(Exercise instructions): The records below must be output exactly, without pictures.

(Material):
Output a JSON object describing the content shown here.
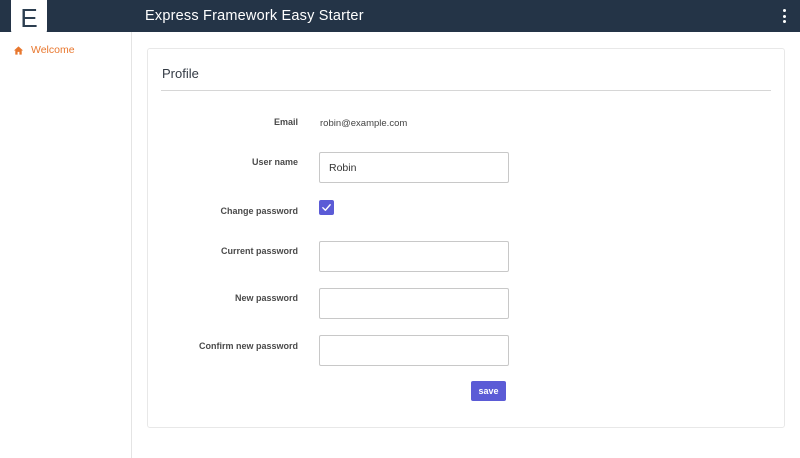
{
  "header": {
    "logo_letter": "E",
    "title": "Express Framework Easy Starter",
    "menu_icon": "kebab-menu-icon"
  },
  "sidebar": {
    "items": [
      {
        "label": "Welcome",
        "icon": "home-icon",
        "active": true
      }
    ]
  },
  "profile": {
    "title": "Profile",
    "fields": {
      "email": {
        "label": "Email",
        "value": "robin@example.com"
      },
      "username": {
        "label": "User name",
        "value": "Robin"
      },
      "change_password": {
        "label": "Change password",
        "checked": true
      },
      "current_password": {
        "label": "Current password",
        "value": ""
      },
      "new_password": {
        "label": "New password",
        "value": ""
      },
      "confirm_password": {
        "label": "Confirm new password",
        "value": ""
      }
    },
    "save_label": "save"
  },
  "colors": {
    "topbar": "#243447",
    "accent": "#5b5bd6",
    "nav_active": "#e8772e"
  }
}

(The result):
Output a JSON object describing the content shown here.
{
  "header": {
    "logo_letter": "E",
    "title": "Express Framework Easy Starter",
    "menu_icon": "kebab-menu-icon"
  },
  "sidebar": {
    "items": [
      {
        "label": "Welcome",
        "icon": "home-icon",
        "active": true
      }
    ]
  },
  "profile": {
    "title": "Profile",
    "fields": {
      "email": {
        "label": "Email",
        "value": "robin@example.com"
      },
      "username": {
        "label": "User name",
        "value": "Robin"
      },
      "change_password": {
        "label": "Change password",
        "checked": true
      },
      "current_password": {
        "label": "Current password",
        "value": ""
      },
      "new_password": {
        "label": "New password",
        "value": ""
      },
      "confirm_password": {
        "label": "Confirm new password",
        "value": ""
      }
    },
    "save_label": "save"
  },
  "colors": {
    "topbar": "#243447",
    "accent": "#5b5bd6",
    "nav_active": "#e8772e"
  }
}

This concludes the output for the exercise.